**TASK DIRECTIONS**
Omit any picture, and return the remaining data exactly as written.

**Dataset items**
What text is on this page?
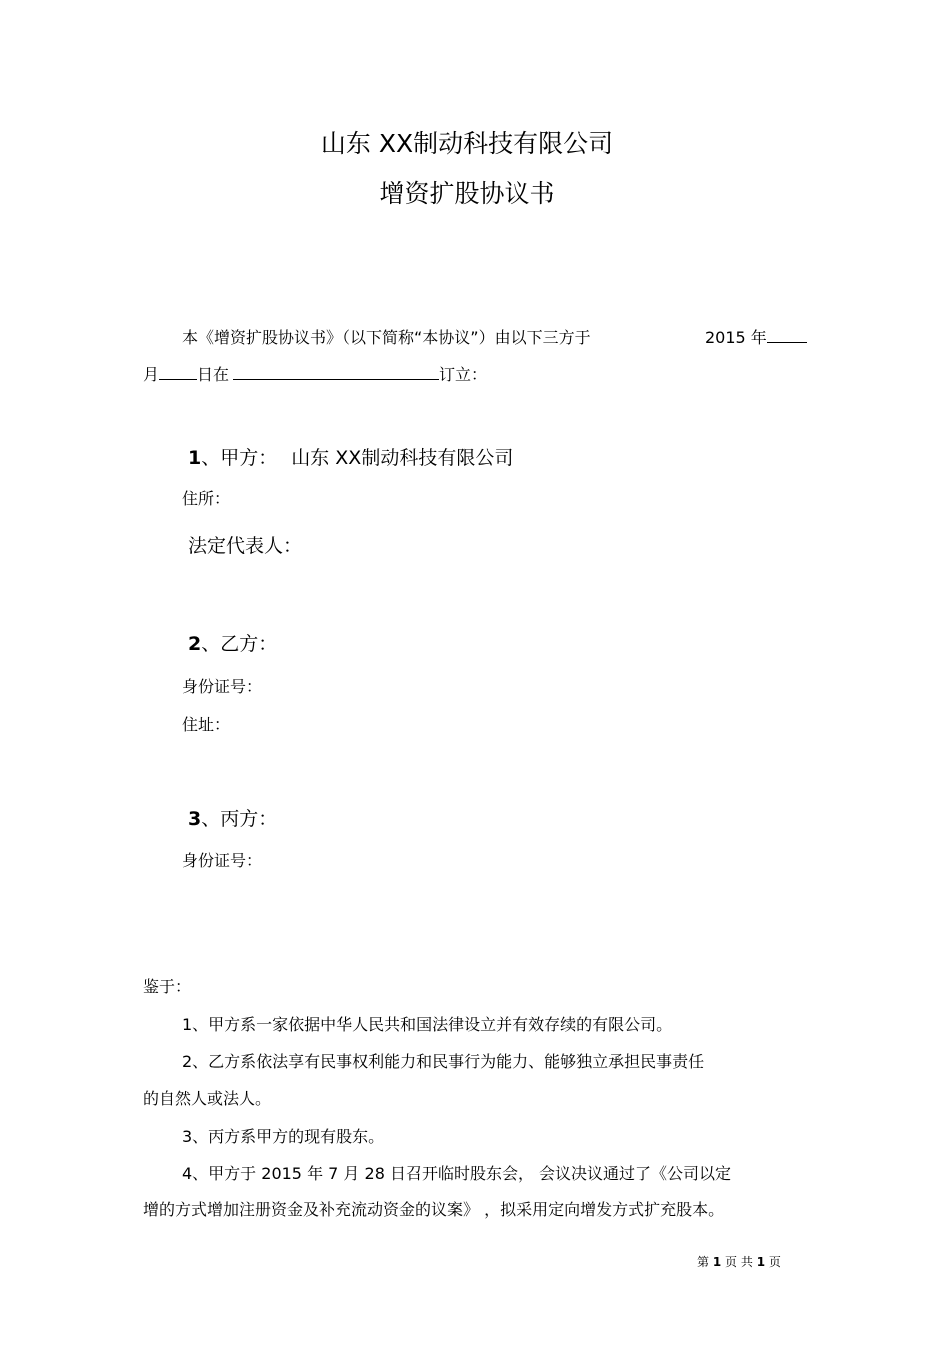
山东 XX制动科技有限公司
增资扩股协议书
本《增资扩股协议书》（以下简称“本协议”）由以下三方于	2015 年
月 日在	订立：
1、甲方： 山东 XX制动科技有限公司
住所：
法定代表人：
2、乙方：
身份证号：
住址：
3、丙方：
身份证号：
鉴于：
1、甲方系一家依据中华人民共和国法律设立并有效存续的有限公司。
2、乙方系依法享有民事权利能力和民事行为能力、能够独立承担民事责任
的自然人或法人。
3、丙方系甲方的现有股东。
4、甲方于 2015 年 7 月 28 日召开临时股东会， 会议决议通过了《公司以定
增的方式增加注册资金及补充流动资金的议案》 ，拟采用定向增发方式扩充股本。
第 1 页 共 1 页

**WRITTEN ANSWER**
What text is on this page?
山东 XX制动科技有限公司
增资扩股协议书
本《增资扩股协议书》（以下简称“本协议”）由以下三方于	2015 年
月 日在	订立：
1、甲方： 山东 XX制动科技有限公司
住所：
法定代表人：
2、乙方：
身份证号：
住址：
3、丙方：
身份证号：
鉴于：
1、甲方系一家依据中华人民共和国法律设立并有效存续的有限公司。
2、乙方系依法享有民事权利能力和民事行为能力、能够独立承担民事责任
的自然人或法人。
3、丙方系甲方的现有股东。
4、甲方于 2015 年 7 月 28 日召开临时股东会， 会议决议通过了《公司以定
增的方式增加注册资金及补充流动资金的议案》 ，拟采用定向增发方式扩充股本。
第 1 页 共 1 页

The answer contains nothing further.